Eric Hazan est éditeur et traducteur. Il a cosigné
ce texte avec le collectif éditorial de la Fabrique: Alain
Brossat, Stéphanie Grégoire, Olivier Lecour-
Cette campagne de diffamation n'a qu'un but: éviter que
s'ouvre la discussion autour des thèses de Norman Finkelstein.
ne association jusqu'ici inconnue, Avocats sans frontières,
entend porter plainte pour «diffamation raciale» et
«incitation à la haine raciale» (1) contre Norman
Finkelstein, en sa qualité d'auteur de l'Industrie de l'Holocauste.
Réflexions sur l'exploitation de la souffrance des juifs,
et contre nous-mêmes, éditeurs du livre en France (2).
«Sous couvert de son patronyme, Norman Finkelstein ne fait
que reprendre à son compte les thèses révisionnistes
de Roger Garaudy, déjà condamné pour révisionnisme
et diffamation raciale», disent-ils.
Face à l'évidence de la diffamation, nous avons décidé,
en accord avec notre auteur, de porter plainte contre cette association
pour dénonciation calomnieuse. Tous les moyens ne sont pas
acceptables dans le débat intellectuel et politique.
La calomnie lancée par ces juristes n'est qu'un élément
d'une configuration historique inquiétante. Le travail historique
et plus généralement la réflexion sur l'histoire
sont systématiquement suspendus au risque d'accusation de
révisionnisme et négationnisme dès lors qu'ils
viennent remettre en question, par la critique, des idées
reçues, ou pire, le discours dominant. Ce sont ainsi des
pans entiers de notre histoire contemporaine qui sont frappés
d'interdit d'analyse, d'autocensure ou in fine, pour les plus courageux
qui s'y risquent malgré tout, de censure. Sous couvert d'une
mémoire douloureuse et devenue pour certains sacrée,
on manipule avec une bonne conscience imperturbable le concept de
révisionnisme, indispensable pourtant à l'épistémologie
de l'histoire pour qu'on puisse distinguer ce qui relève
de la quête de vérité et ce qui relève
de son brouillage. Le résultat d'une telle manipulation consiste
à faire de l'argument du «révisionnisme»

-- -- --

Consigne: Relevez dans le texte de lecture chaque motif pour lequel une plainte est annoncée et précisez contre qui elle est dirigée. Ces enregistrements proviennent d'une autre source.

Enregistrements tirés d'un jeu de données:
-- -- --

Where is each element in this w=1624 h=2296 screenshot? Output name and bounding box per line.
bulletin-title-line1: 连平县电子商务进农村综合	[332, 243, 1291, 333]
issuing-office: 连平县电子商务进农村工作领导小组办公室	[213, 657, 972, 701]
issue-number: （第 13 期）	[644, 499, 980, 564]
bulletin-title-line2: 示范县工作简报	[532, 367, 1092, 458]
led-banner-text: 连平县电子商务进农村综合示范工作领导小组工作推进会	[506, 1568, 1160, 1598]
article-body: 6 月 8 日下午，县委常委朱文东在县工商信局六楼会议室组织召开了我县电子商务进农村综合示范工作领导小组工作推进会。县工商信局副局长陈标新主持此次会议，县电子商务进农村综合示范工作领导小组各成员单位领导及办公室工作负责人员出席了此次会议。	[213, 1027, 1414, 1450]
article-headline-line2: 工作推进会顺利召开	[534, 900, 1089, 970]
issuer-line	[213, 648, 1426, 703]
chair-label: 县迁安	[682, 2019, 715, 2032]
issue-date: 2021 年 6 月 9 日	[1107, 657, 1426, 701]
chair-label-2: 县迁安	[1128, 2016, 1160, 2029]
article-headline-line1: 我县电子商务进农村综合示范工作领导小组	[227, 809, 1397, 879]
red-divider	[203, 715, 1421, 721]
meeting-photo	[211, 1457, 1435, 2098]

-- -- --

Corrigé:
- « diffamation raciale » : contre Norman Finkelstein et contre ses éditeurs en France
- « incitation à la haine raciale » : contre Norman Finkelstein et contre ses éditeurs en France
- dénonciation calomnieuse : contre l'association Avocats sans frontières